**THE PROBLEM**
Write out the full listing exactly as given, minus the images.

====

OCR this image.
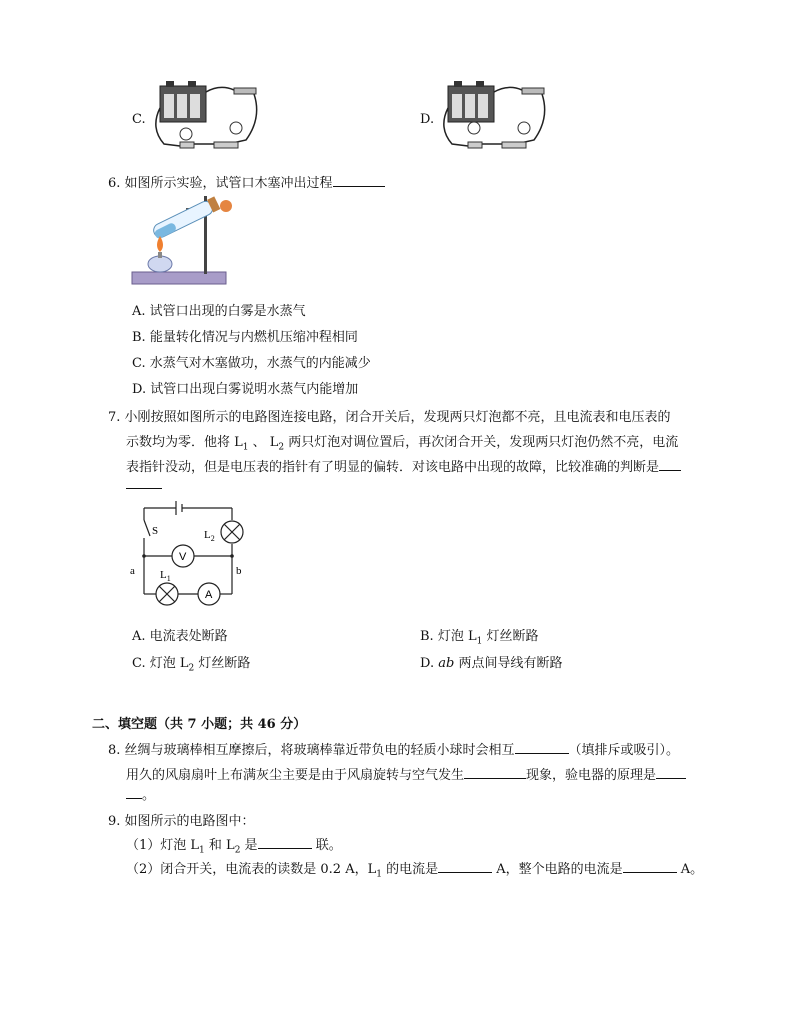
C.	D.
6. 如图所示实验，试管口木塞冲出过程
A. 试管口出现的白雾是水蒸气
B. 能量转化情况与内燃机压缩冲程相同
C. 水蒸气对木塞做功，水蒸气的内能减少
D. 试管口出现白雾说明水蒸气内能增加
7. 小刚按照如图所示的电路图连接电路，闭合开关后，发现两只灯泡都不亮，且电流表和电压表的
示数均为零．他将 $L_1$ 、 $L_2$ 两只灯泡对调位置后，再次闭合开关，发现两只灯泡仍然不亮，电流
表指针没动，但是电压表的指针有了明显的偏转．对该电路中出现的故障，比较准确的判断是
S	$L_2$
V
$L_1$
A
a	b
A. 电流表处断路	B. 灯泡 $L_1$ 灯丝断路
C. 灯泡 $L_2$ 灯丝断路	D. ab 两点间导线有断路
二、填空题（共 7 小题；共 46 分）
8. 丝绸与玻璃棒相互摩擦后，将玻璃棒靠近带负电的轻质小球时会相互	（填排斥或吸引）。
用久的风扇扇叶上布满灰尘主要是由于风扇旋转与空气发生	现象，验电器的原理是
。
9. 如图所示的电路图中：
（1）灯泡 $L_1$ 和 $L_2$ 是	联。
（2）闭合开关，电流表的读数是 0.2 A，$L_1$ 的电流是	A，整个电路的电流是	A。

====

**CORRECT OUTPUT**
OCR this image.
C.	D.
6. 如图所示实验，试管口木塞冲出过程
A. 试管口出现的白雾是水蒸气
B. 能量转化情况与内燃机压缩冲程相同
C. 水蒸气对木塞做功，水蒸气的内能减少
D. 试管口出现白雾说明水蒸气内能增加
7. 小刚按照如图所示的电路图连接电路，闭合开关后，发现两只灯泡都不亮，且电流表和电压表的
示数均为零．他将 $L_1$ 、 $L_2$ 两只灯泡对调位置后，再次闭合开关，发现两只灯泡仍然不亮，电流
表指针没动，但是电压表的指针有了明显的偏转．对该电路中出现的故障，比较准确的判断是
S	$L_2$
V
$L_1$
A
a	b
A. 电流表处断路	B. 灯泡 $L_1$ 灯丝断路
C. 灯泡 $L_2$ 灯丝断路	D. ab 两点间导线有断路
二、填空题（共 7 小题；共 46 分）
8. 丝绸与玻璃棒相互摩擦后，将玻璃棒靠近带负电的轻质小球时会相互	（填排斥或吸引）。
用久的风扇扇叶上布满灰尘主要是由于风扇旋转与空气发生	现象，验电器的原理是
。
9. 如图所示的电路图中：
（1）灯泡 $L_1$ 和 $L_2$ 是	联。
（2）闭合开关，电流表的读数是 0.2 A，$L_1$ 的电流是	A，整个电路的电流是	A。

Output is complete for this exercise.